Set task: Output every line of the data exactly as it appears.

Records for this task:
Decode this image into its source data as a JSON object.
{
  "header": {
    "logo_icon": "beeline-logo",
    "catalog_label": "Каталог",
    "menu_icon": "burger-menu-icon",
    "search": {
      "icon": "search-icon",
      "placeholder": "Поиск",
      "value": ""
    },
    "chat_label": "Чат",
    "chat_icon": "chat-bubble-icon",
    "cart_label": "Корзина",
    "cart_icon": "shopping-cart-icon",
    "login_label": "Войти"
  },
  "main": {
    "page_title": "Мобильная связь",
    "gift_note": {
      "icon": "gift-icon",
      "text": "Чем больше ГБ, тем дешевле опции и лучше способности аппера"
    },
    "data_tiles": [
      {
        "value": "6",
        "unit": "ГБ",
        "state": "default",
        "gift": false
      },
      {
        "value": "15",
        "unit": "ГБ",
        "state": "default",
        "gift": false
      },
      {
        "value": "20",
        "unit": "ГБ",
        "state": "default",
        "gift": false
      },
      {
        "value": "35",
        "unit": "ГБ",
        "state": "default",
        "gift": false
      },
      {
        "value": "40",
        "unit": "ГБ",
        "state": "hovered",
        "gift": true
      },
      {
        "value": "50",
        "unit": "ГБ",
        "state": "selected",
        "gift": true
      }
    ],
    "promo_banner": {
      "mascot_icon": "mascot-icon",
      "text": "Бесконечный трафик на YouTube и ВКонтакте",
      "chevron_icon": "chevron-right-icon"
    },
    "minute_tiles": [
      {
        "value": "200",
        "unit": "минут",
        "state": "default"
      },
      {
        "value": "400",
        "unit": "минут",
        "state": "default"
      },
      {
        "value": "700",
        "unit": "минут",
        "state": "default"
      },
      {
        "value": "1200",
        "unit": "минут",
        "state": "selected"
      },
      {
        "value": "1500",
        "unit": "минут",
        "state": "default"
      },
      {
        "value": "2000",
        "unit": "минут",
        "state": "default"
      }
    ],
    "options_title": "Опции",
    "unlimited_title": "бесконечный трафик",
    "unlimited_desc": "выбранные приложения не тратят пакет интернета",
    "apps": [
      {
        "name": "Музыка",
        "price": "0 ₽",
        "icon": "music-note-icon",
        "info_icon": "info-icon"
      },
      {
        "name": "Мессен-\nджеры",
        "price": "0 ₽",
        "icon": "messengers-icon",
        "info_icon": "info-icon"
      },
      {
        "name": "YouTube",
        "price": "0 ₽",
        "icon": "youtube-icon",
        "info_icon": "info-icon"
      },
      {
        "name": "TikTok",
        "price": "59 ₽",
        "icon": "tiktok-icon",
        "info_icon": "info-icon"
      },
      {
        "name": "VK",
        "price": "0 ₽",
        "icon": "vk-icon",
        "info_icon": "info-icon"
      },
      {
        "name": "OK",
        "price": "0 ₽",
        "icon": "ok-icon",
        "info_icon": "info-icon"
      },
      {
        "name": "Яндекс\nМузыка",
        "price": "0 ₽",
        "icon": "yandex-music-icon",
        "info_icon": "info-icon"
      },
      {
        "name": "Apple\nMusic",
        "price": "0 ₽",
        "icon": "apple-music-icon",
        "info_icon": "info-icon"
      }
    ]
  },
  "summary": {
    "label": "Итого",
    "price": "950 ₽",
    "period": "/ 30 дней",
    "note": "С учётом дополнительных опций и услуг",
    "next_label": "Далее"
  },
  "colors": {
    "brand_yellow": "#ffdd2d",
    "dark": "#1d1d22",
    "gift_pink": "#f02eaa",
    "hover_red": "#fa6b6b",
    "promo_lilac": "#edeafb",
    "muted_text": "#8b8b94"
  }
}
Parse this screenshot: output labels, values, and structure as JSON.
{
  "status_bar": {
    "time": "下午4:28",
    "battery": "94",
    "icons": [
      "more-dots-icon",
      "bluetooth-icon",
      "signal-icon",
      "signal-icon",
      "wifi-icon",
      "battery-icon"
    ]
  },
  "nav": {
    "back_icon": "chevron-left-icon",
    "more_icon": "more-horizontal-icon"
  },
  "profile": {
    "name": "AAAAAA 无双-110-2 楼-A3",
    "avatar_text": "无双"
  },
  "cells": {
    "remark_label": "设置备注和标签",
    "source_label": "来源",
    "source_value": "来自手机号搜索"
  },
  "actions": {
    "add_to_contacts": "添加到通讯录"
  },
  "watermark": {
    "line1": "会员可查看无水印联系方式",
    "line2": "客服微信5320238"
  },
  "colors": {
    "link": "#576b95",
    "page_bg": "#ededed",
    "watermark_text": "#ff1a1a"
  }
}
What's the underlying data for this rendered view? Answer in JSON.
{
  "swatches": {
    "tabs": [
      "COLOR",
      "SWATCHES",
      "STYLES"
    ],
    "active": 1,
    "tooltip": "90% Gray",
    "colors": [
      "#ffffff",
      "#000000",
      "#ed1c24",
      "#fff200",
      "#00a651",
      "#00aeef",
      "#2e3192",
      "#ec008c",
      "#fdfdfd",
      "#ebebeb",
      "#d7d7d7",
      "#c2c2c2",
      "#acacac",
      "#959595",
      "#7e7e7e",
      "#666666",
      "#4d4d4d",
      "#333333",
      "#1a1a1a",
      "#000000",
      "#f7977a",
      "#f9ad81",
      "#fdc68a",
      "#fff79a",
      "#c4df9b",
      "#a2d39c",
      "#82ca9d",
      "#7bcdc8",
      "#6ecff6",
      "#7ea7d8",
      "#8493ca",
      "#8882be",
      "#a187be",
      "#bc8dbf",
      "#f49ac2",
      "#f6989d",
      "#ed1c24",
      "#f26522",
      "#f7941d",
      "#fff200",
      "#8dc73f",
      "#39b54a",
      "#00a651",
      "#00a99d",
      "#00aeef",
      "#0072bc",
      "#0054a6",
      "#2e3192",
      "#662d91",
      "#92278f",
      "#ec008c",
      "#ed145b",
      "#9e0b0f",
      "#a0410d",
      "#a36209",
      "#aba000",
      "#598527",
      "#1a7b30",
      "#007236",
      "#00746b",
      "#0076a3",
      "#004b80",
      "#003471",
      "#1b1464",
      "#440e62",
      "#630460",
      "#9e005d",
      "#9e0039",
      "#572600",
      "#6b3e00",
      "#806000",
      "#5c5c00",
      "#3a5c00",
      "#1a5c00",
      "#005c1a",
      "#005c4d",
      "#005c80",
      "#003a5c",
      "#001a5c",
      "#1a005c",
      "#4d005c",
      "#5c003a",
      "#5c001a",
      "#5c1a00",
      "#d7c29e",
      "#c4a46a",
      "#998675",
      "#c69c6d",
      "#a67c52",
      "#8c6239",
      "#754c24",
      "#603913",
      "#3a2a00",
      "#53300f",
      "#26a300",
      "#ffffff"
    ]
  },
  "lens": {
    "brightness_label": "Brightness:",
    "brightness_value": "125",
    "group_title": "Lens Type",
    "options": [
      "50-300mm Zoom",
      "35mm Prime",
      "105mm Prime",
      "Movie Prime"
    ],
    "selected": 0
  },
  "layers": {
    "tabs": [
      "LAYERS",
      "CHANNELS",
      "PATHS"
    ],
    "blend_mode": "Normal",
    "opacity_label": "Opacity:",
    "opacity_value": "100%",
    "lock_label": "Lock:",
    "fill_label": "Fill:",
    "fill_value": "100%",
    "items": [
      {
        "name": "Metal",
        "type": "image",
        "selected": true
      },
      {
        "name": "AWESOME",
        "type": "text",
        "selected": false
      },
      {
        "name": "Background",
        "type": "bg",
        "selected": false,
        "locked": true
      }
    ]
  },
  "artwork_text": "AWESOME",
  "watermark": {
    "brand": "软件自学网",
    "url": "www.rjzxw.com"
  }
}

Expected output:
Decode this image into its source data as a JSON object.
{
  "header": {
    "logo_icon": "beeline-logo",
    "catalog_label": "Каталог",
    "menu_icon": "burger-menu-icon",
    "search": {
      "icon": "search-icon",
      "placeholder": "Поиск",
      "value": ""
    },
    "chat_label": "Чат",
    "chat_icon": "chat-bubble-icon",
    "cart_label": "Корзина",
    "cart_icon": "shopping-cart-icon",
    "login_label": "Войти"
  },
  "main": {
    "page_title": "Мобильная связь",
    "gift_note": {
      "icon": "gift-icon",
      "text": "Чем больше ГБ, тем дешевле опции и лучше способности аппера"
    },
    "data_tiles": [
      {
        "value": "6",
        "unit": "ГБ",
        "state": "default",
        "gift": false
      },
      {
        "value": "15",
        "unit": "ГБ",
        "state": "default",
        "gift": false
      },
      {
        "value": "20",
        "unit": "ГБ",
        "state": "default",
        "gift": false
      },
      {
        "value": "35",
        "unit": "ГБ",
        "state": "default",
        "gift": false
      },
      {
        "value": "40",
        "unit": "ГБ",
        "state": "hovered",
        "gift": true
      },
      {
        "value": "50",
        "unit": "ГБ",
        "state": "selected",
        "gift": true
      }
    ],
    "promo_banner": {
      "mascot_icon": "mascot-icon",
      "text": "Бесконечный трафик на YouTube и ВКонтакте",
      "chevron_icon": "chevron-right-icon"
    },
    "minute_tiles": [
      {
        "value": "200",
        "unit": "минут",
        "state": "default"
      },
      {
        "value": "400",
        "unit": "минут",
        "state": "default"
      },
      {
        "value": "700",
        "unit": "минут",
        "state": "default"
      },
      {
        "value": "1200",
        "unit": "минут",
        "state": "selected"
      },
      {
        "value": "1500",
        "unit": "минут",
        "state": "default"
      },
      {
        "value": "2000",
        "unit": "минут",
        "state": "default"
      }
    ],
    "options_title": "Опции",
    "unlimited_title": "бесконечный трафик",
    "unlimited_desc": "выбранные приложения не тратят пакет интернета",
    "apps": [
      {
        "name": "Музыка",
        "price": "0 ₽",
        "icon": "music-note-icon",
        "info_icon": "info-icon"
      },
      {
        "name": "Мессен-\nджеры",
        "price": "0 ₽",
        "icon": "messengers-icon",
        "info_icon": "info-icon"
      },
      {
        "name": "YouTube",
        "price": "0 ₽",
        "icon": "youtube-icon",
        "info_icon": "info-icon"
      },
      {
        "name": "TikTok",
        "price": "59 ₽",
        "icon": "tiktok-icon",
        "info_icon": "info-icon"
      },
      {
        "name": "VK",
        "price": "0 ₽",
        "icon": "vk-icon",
        "info_icon": "info-icon"
      },
      {
        "name": "OK",
        "price": "0 ₽",
        "icon": "ok-icon",
        "info_icon": "info-icon"
      },
      {
        "name": "Яндекс\nМузыка",
        "price": "0 ₽",
        "icon": "yandex-music-icon",
        "info_icon": "info-icon"
      },
      {
        "name": "Apple\nMusic",
        "price": "0 ₽",
        "icon": "apple-music-icon",
        "info_icon": "info-icon"
      }
    ]
  },
  "summary": {
    "label": "Итого",
    "price": "950 ₽",
    "period": "/ 30 дней",
    "note": "С учётом дополнительных опций и услуг",
    "next_label": "Далее"
  },
  "colors": {
    "brand_yellow": "#ffdd2d",
    "dark": "#1d1d22",
    "gift_pink": "#f02eaa",
    "hover_red": "#fa6b6b",
    "promo_lilac": "#edeafb",
    "muted_text": "#8b8b94"
  }
}
Parse this screenshot: output labels, values, and structure as JSON.
{
  "status_bar": {
    "time": "下午4:28",
    "battery": "94",
    "icons": [
      "more-dots-icon",
      "bluetooth-icon",
      "signal-icon",
      "signal-icon",
      "wifi-icon",
      "battery-icon"
    ]
  },
  "nav": {
    "back_icon": "chevron-left-icon",
    "more_icon": "more-horizontal-icon"
  },
  "profile": {
    "name": "AAAAAA 无双-110-2 楼-A3",
    "avatar_text": "无双"
  },
  "cells": {
    "remark_label": "设置备注和标签",
    "source_label": "来源",
    "source_value": "来自手机号搜索"
  },
  "actions": {
    "add_to_contacts": "添加到通讯录"
  },
  "watermark": {
    "line1": "会员可查看无水印联系方式",
    "line2": "客服微信5320238"
  },
  "colors": {
    "link": "#576b95",
    "page_bg": "#ededed",
    "watermark_text": "#ff1a1a"
  }
}
What's the underlying data for this rendered view? Answer in JSON.
{
  "swatches": {
    "tabs": [
      "COLOR",
      "SWATCHES",
      "STYLES"
    ],
    "active": 1,
    "tooltip": "90% Gray",
    "colors": [
      "#ffffff",
      "#000000",
      "#ed1c24",
      "#fff200",
      "#00a651",
      "#00aeef",
      "#2e3192",
      "#ec008c",
      "#fdfdfd",
      "#ebebeb",
      "#d7d7d7",
      "#c2c2c2",
      "#acacac",
      "#959595",
      "#7e7e7e",
      "#666666",
      "#4d4d4d",
      "#333333",
      "#1a1a1a",
      "#000000",
      "#f7977a",
      "#f9ad81",
      "#fdc68a",
      "#fff79a",
      "#c4df9b",
      "#a2d39c",
      "#82ca9d",
      "#7bcdc8",
      "#6ecff6",
      "#7ea7d8",
      "#8493ca",
      "#8882be",
      "#a187be",
      "#bc8dbf",
      "#f49ac2",
      "#f6989d",
      "#ed1c24",
      "#f26522",
      "#f7941d",
      "#fff200",
      "#8dc73f",
      "#39b54a",
      "#00a651",
      "#00a99d",
      "#00aeef",
      "#0072bc",
      "#0054a6",
      "#2e3192",
      "#662d91",
      "#92278f",
      "#ec008c",
      "#ed145b",
      "#9e0b0f",
      "#a0410d",
      "#a36209",
      "#aba000",
      "#598527",
      "#1a7b30",
      "#007236",
      "#00746b",
      "#0076a3",
      "#004b80",
      "#003471",
      "#1b1464",
      "#440e62",
      "#630460",
      "#9e005d",
      "#9e0039",
      "#572600",
      "#6b3e00",
      "#806000",
      "#5c5c00",
      "#3a5c00",
      "#1a5c00",
      "#005c1a",
      "#005c4d",
      "#005c80",
      "#003a5c",
      "#001a5c",
      "#1a005c",
      "#4d005c",
      "#5c003a",
      "#5c001a",
      "#5c1a00",
      "#d7c29e",
      "#c4a46a",
      "#998675",
      "#c69c6d",
      "#a67c52",
      "#8c6239",
      "#754c24",
      "#603913",
      "#3a2a00",
      "#53300f",
      "#26a300",
      "#ffffff"
    ]
  },
  "lens": {
    "brightness_label": "Brightness:",
    "brightness_value": "125",
    "group_title": "Lens Type",
    "options": [
      "50-300mm Zoom",
      "35mm Prime",
      "105mm Prime",
      "Movie Prime"
    ],
    "selected": 0
  },
  "layers": {
    "tabs": [
      "LAYERS",
      "CHANNELS",
      "PATHS"
    ],
    "blend_mode": "Normal",
    "opacity_label": "Opacity:",
    "opacity_value": "100%",
    "lock_label": "Lock:",
    "fill_label": "Fill:",
    "fill_value": "100%",
    "items": [
      {
        "name": "Metal",
        "type": "image",
        "selected": true
      },
      {
        "name": "AWESOME",
        "type": "text",
        "selected": false
      },
      {
        "name": "Background",
        "type": "bg",
        "selected": false,
        "locked": true
      }
    ]
  },
  "artwork_text": "AWESOME",
  "watermark": {
    "brand": "软件自学网",
    "url": "www.rjzxw.com"
  }
}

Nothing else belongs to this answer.